(begin)

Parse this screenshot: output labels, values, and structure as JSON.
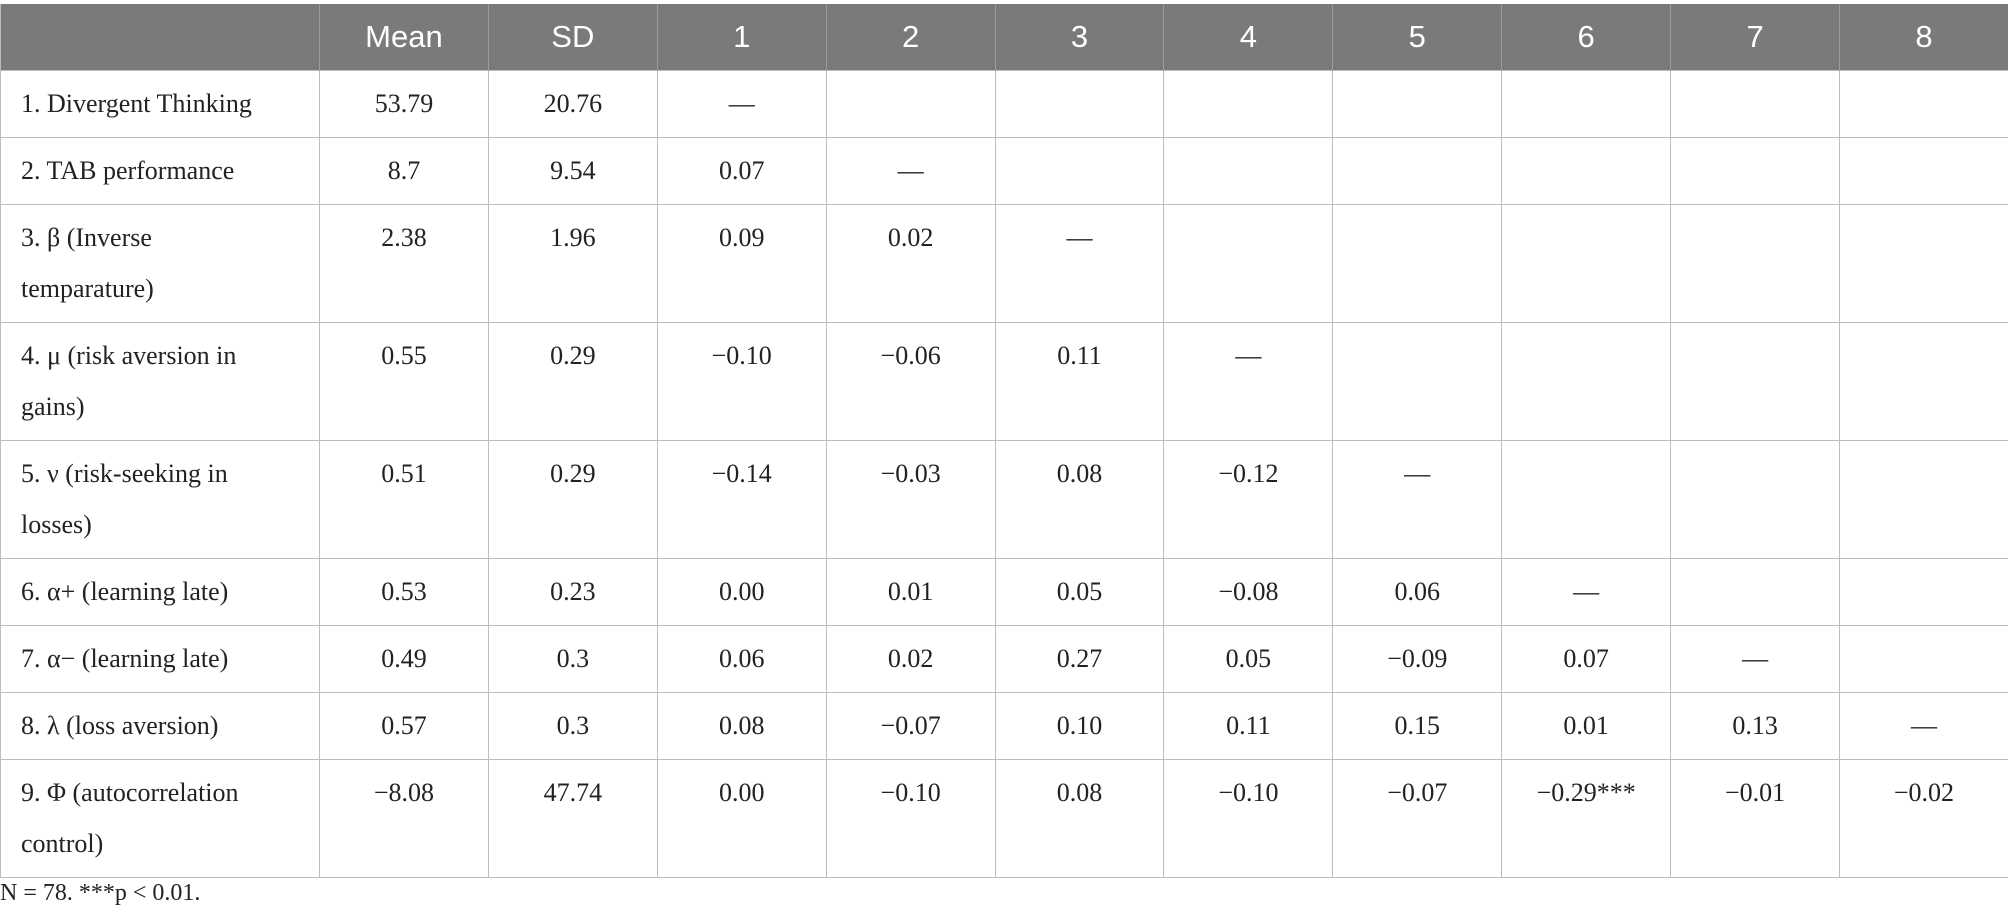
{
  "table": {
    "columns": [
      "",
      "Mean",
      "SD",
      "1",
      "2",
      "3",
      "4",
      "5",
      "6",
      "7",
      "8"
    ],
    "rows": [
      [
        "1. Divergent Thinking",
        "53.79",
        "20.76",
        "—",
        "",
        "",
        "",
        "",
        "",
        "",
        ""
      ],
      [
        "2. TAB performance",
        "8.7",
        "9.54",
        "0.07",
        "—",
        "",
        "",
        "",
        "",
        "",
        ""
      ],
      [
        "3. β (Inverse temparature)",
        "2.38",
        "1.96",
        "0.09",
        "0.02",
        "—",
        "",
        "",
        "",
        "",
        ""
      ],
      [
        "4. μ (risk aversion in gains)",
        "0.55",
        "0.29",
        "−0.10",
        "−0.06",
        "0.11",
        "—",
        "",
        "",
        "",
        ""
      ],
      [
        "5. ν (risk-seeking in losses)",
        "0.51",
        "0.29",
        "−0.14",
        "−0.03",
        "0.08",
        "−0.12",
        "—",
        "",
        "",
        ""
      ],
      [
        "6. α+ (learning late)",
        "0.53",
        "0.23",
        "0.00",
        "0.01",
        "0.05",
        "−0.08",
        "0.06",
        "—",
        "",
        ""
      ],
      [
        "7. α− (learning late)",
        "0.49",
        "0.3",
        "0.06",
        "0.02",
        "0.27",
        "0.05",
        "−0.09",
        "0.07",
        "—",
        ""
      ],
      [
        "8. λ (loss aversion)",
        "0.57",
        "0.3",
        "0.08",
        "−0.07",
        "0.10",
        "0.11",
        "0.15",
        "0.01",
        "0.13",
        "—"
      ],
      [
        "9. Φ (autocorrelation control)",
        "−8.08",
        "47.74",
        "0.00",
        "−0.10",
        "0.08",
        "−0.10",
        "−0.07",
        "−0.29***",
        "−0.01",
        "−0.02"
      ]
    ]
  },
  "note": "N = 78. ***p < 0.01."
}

(end)
(begin)

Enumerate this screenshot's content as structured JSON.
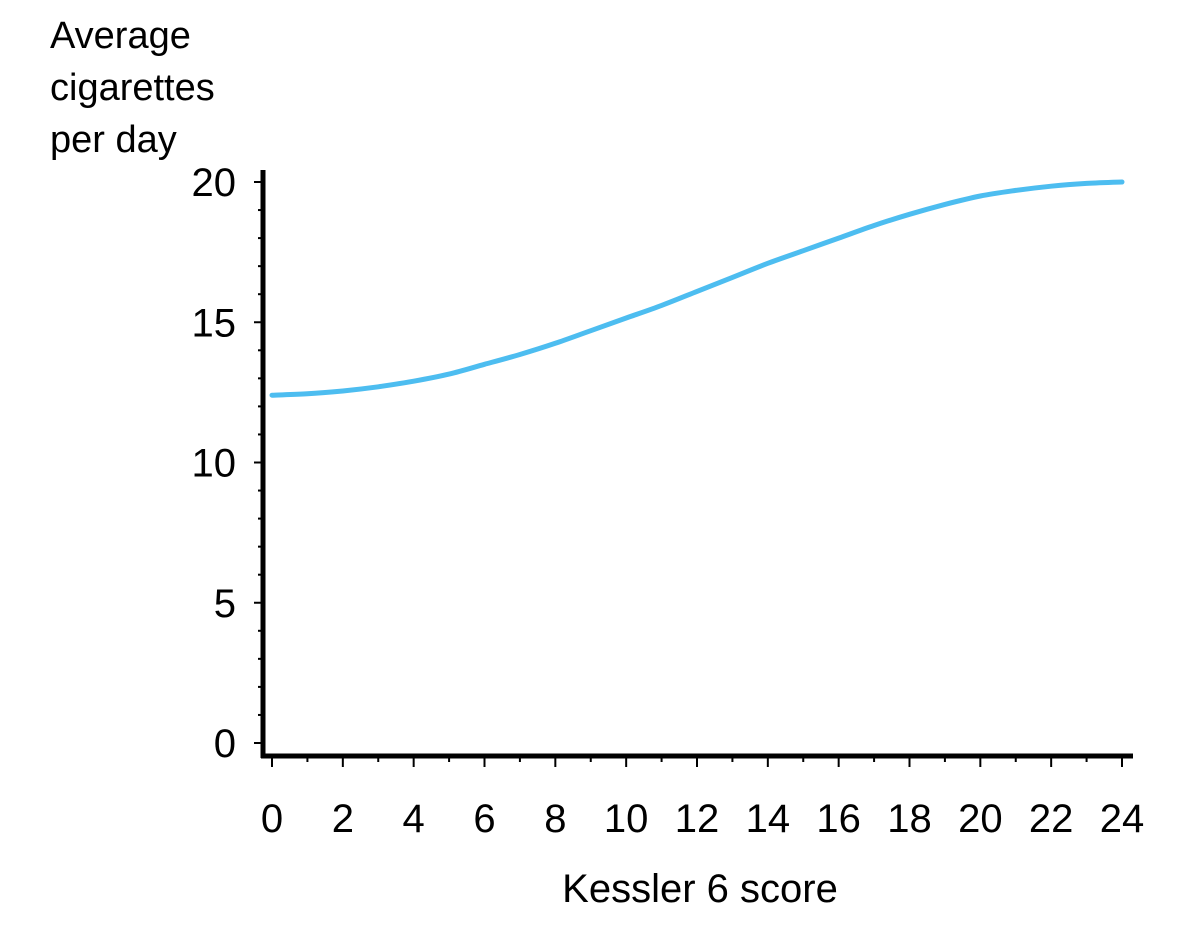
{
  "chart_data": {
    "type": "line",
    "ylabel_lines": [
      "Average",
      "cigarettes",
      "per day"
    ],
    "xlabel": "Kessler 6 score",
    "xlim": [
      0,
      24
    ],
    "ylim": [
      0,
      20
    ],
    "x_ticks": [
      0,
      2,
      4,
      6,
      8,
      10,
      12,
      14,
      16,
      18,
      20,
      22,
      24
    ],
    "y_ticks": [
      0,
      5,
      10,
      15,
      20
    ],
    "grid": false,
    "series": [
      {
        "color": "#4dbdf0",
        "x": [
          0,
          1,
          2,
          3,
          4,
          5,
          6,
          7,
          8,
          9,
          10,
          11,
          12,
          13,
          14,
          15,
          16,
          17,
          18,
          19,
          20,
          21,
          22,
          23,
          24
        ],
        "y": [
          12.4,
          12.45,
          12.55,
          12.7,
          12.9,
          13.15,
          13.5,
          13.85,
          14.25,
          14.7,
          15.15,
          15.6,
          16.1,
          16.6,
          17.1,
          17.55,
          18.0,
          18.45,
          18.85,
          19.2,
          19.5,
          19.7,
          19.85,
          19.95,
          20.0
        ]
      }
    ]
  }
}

(end)
(begin)

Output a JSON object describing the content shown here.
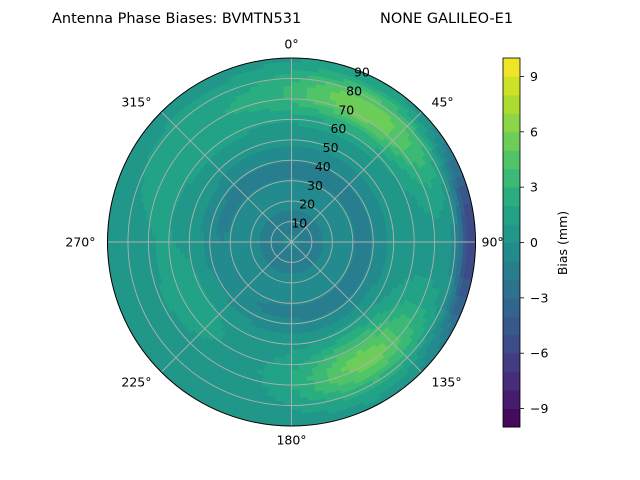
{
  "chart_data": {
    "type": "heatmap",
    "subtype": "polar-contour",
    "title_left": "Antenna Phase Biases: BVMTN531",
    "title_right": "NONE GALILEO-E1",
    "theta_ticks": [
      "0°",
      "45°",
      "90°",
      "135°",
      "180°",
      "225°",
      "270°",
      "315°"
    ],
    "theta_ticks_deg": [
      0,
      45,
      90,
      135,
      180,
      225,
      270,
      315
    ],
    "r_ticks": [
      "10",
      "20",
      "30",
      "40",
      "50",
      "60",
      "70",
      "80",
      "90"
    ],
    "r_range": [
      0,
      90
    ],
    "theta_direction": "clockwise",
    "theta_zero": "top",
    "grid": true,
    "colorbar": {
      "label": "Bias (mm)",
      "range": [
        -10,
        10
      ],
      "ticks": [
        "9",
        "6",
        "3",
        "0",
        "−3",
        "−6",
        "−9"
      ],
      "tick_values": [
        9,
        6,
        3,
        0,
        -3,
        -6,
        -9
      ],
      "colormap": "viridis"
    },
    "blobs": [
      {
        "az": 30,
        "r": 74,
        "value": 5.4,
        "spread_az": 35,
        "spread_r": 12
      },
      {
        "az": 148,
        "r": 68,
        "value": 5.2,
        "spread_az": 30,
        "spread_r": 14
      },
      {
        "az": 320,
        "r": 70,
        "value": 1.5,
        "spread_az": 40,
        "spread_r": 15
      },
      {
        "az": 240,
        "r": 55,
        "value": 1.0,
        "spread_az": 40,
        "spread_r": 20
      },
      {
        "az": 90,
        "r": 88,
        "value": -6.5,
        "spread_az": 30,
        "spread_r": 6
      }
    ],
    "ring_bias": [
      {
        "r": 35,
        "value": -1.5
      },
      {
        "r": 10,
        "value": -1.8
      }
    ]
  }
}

(end)

Exercise directions
Gather each line from the listing above that holds "this".

Response
Parse this screenshot: output labels, values, and structure as JSON.
Enumerate this screenshot's content as structured JSON.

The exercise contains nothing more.